> [TASK TO COMPLETE] For each line below that contains the string "Brazil", copy that line.

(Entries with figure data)
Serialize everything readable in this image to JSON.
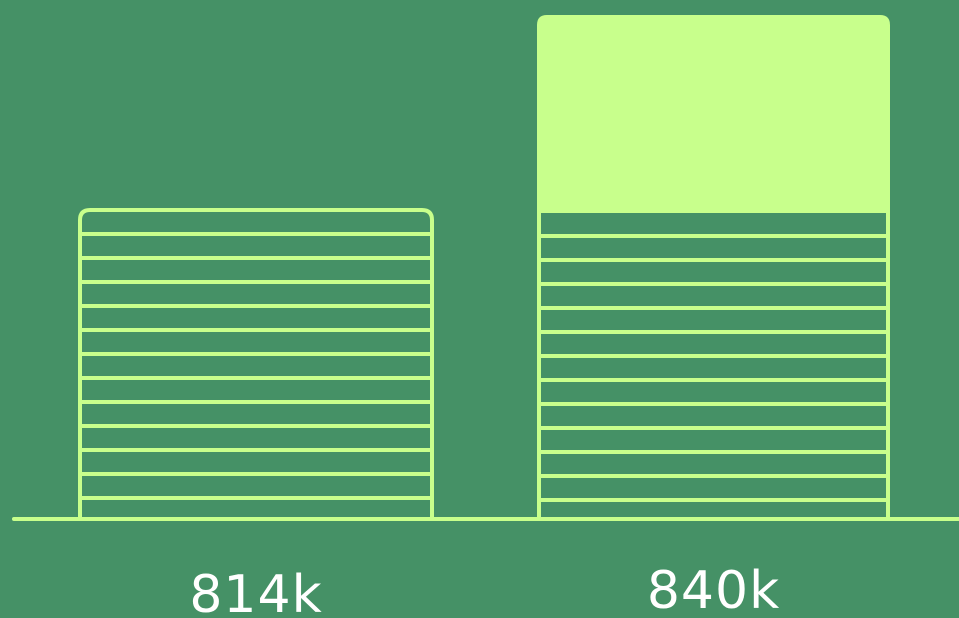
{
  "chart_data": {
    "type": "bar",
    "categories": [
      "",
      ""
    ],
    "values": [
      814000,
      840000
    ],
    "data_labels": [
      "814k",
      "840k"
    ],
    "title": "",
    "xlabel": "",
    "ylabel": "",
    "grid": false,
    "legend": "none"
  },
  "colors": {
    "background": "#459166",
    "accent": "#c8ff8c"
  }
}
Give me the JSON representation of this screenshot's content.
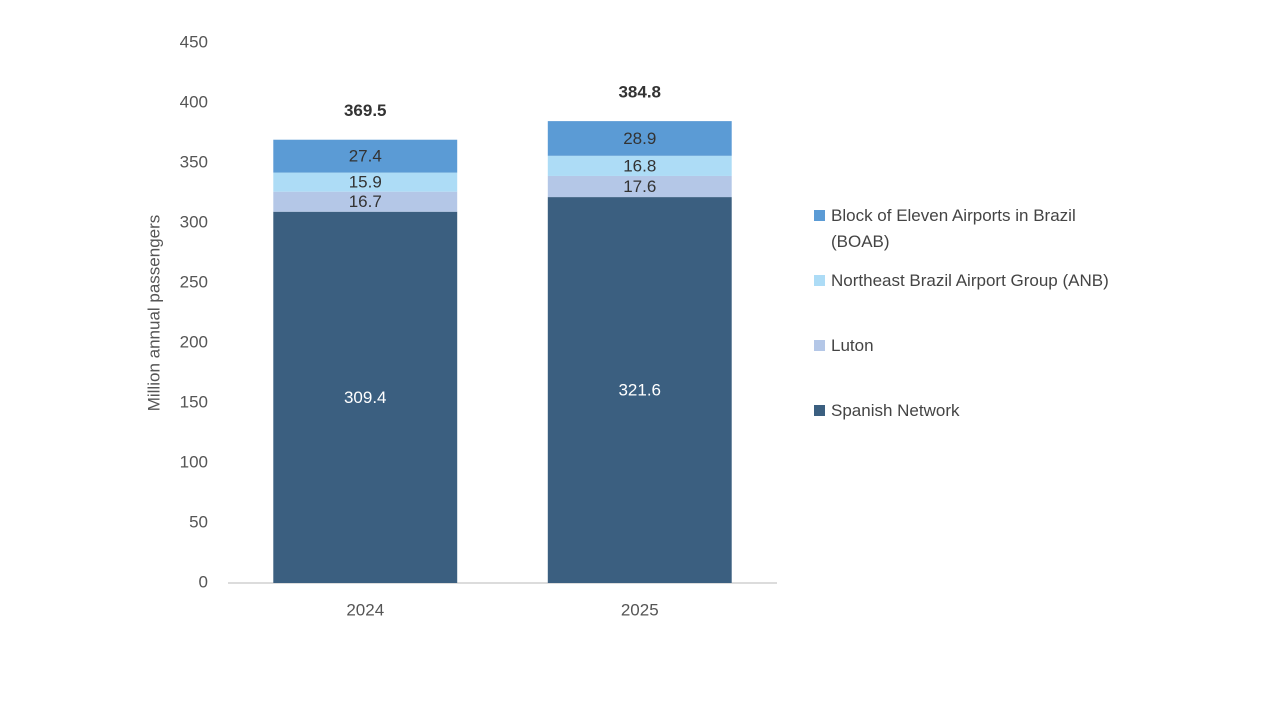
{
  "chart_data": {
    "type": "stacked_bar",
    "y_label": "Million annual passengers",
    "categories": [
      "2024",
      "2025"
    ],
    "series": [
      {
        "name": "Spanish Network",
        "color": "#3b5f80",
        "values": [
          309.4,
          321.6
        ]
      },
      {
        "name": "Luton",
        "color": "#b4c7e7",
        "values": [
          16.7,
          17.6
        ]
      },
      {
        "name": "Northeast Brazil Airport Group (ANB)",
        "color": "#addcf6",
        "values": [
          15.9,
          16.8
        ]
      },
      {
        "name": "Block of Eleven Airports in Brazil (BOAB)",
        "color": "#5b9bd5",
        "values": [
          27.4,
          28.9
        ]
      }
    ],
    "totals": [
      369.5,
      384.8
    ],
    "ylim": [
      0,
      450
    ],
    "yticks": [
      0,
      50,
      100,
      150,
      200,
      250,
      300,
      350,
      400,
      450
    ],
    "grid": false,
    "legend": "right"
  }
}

> [WORKED SOLUTION]
        "name": "Northeast Brazil Airport Group (ANB)",
        "name": "Block of Eleven Airports in Brazil (BOAB)",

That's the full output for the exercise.